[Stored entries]
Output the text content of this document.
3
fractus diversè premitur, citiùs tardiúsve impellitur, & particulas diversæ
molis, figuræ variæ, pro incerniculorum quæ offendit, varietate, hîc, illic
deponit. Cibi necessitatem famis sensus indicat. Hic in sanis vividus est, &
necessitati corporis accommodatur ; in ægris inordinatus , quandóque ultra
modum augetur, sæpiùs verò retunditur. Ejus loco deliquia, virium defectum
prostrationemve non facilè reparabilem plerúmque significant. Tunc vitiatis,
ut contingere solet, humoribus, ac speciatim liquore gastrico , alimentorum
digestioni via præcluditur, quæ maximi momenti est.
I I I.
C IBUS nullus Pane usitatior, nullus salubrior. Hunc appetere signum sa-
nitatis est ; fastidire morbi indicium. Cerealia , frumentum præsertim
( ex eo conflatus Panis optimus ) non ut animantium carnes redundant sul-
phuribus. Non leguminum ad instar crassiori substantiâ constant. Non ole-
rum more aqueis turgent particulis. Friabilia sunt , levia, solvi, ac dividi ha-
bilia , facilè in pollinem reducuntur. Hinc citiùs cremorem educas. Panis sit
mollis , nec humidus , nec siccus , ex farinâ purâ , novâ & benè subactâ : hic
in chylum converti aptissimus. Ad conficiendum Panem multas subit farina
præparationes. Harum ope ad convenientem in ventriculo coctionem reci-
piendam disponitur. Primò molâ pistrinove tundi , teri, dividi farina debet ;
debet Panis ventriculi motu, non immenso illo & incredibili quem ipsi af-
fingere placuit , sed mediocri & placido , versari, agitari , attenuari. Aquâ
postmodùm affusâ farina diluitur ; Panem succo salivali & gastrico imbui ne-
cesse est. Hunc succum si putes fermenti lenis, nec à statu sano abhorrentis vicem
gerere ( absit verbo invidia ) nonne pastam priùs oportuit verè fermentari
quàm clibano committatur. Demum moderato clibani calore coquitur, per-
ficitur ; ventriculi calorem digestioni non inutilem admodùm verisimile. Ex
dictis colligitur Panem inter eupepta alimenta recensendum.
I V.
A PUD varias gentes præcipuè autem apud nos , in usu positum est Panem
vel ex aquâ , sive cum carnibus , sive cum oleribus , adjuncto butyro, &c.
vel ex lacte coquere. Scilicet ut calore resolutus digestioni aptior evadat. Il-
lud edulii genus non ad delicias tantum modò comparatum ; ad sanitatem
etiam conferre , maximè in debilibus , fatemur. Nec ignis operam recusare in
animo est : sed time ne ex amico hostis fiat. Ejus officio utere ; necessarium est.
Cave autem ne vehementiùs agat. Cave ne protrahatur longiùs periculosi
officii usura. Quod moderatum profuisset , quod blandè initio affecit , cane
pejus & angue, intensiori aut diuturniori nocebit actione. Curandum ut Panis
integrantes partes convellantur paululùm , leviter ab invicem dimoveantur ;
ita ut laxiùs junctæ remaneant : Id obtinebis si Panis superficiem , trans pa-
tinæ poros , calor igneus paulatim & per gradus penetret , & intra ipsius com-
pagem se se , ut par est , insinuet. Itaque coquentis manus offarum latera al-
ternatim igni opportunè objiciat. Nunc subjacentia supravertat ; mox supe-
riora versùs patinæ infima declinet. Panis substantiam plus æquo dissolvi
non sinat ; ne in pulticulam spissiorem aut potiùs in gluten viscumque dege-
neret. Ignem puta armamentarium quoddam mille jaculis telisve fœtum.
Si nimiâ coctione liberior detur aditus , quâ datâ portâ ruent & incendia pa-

** Your objective **
The listing above must be transcribed exactly, line by line.

** Exercise answer **
Output the text content of this document.
3
fractus diversè premitur, citiùs tardiúsve impellitur, & particulas diversæ
molis, figuræ variæ, pro incerniculorum quæ offendit, varietate, hîc, illic
deponit. Cibi necessitatem famis sensus indicat. Hic in sanis vividus est, &
necessitati corporis accommodatur ; in ægris inordinatus , quandóque ultra
modum augetur, sæpiùs verò retunditur. Ejus loco deliquia, virium defectum
prostrationemve non facilè reparabilem plerúmque significant. Tunc vitiatis,
ut contingere solet, humoribus, ac speciatim liquore gastrico , alimentorum
digestioni via præcluditur, quæ maximi momenti est.
I I I.
C IBUS nullus Pane usitatior, nullus salubrior. Hunc appetere signum sa-
nitatis est ; fastidire morbi indicium. Cerealia , frumentum præsertim
( ex eo conflatus Panis optimus ) non ut animantium carnes redundant sul-
phuribus. Non leguminum ad instar crassiori substantiâ constant. Non ole-
rum more aqueis turgent particulis. Friabilia sunt , levia, solvi, ac dividi ha-
bilia , facilè in pollinem reducuntur. Hinc citiùs cremorem educas. Panis sit
mollis , nec humidus , nec siccus , ex farinâ purâ , novâ & benè subactâ : hic
in chylum converti aptissimus. Ad conficiendum Panem multas subit farina
præparationes. Harum ope ad convenientem in ventriculo coctionem reci-
piendam disponitur. Primò molâ pistrinove tundi , teri, dividi farina debet ;
debet Panis ventriculi motu, non immenso illo & incredibili quem ipsi af-
fingere placuit , sed mediocri & placido , versari, agitari , attenuari. Aquâ
postmodùm affusâ farina diluitur ; Panem succo salivali & gastrico imbui ne-
cesse est. Hunc succum si putes fermenti lenis, nec à statu sano abhorrentis vicem
gerere ( absit verbo invidia ) nonne pastam priùs oportuit verè fermentari
quàm clibano committatur. Demum moderato clibani calore coquitur, per-
ficitur ; ventriculi calorem digestioni non inutilem admodùm verisimile. Ex
dictis colligitur Panem inter eupepta alimenta recensendum.
I V.
A PUD varias gentes præcipuè autem apud nos , in usu positum est Panem
vel ex aquâ , sive cum carnibus , sive cum oleribus , adjuncto butyro, &c.
vel ex lacte coquere. Scilicet ut calore resolutus digestioni aptior evadat. Il-
lud edulii genus non ad delicias tantum modò comparatum ; ad sanitatem
etiam conferre , maximè in debilibus , fatemur. Nec ignis operam recusare in
animo est : sed time ne ex amico hostis fiat. Ejus officio utere ; necessarium est.
Cave autem ne vehementiùs agat. Cave ne protrahatur longiùs periculosi
officii usura. Quod moderatum profuisset , quod blandè initio affecit , cane
pejus & angue, intensiori aut diuturniori nocebit actione. Curandum ut Panis
integrantes partes convellantur paululùm , leviter ab invicem dimoveantur ;
ita ut laxiùs junctæ remaneant : Id obtinebis si Panis superficiem , trans pa-
tinæ poros , calor igneus paulatim & per gradus penetret , & intra ipsius com-
pagem se se , ut par est , insinuet. Itaque coquentis manus offarum latera al-
ternatim igni opportunè objiciat. Nunc subjacentia supravertat ; mox supe-
riora versùs patinæ infima declinet. Panis substantiam plus æquo dissolvi
non sinat ; ne in pulticulam spissiorem aut potiùs in gluten viscumque dege-
neret. Ignem puta armamentarium quoddam mille jaculis telisve fœtum.
Si nimiâ coctione liberior detur aditus , quâ datâ portâ ruent & incendia pa-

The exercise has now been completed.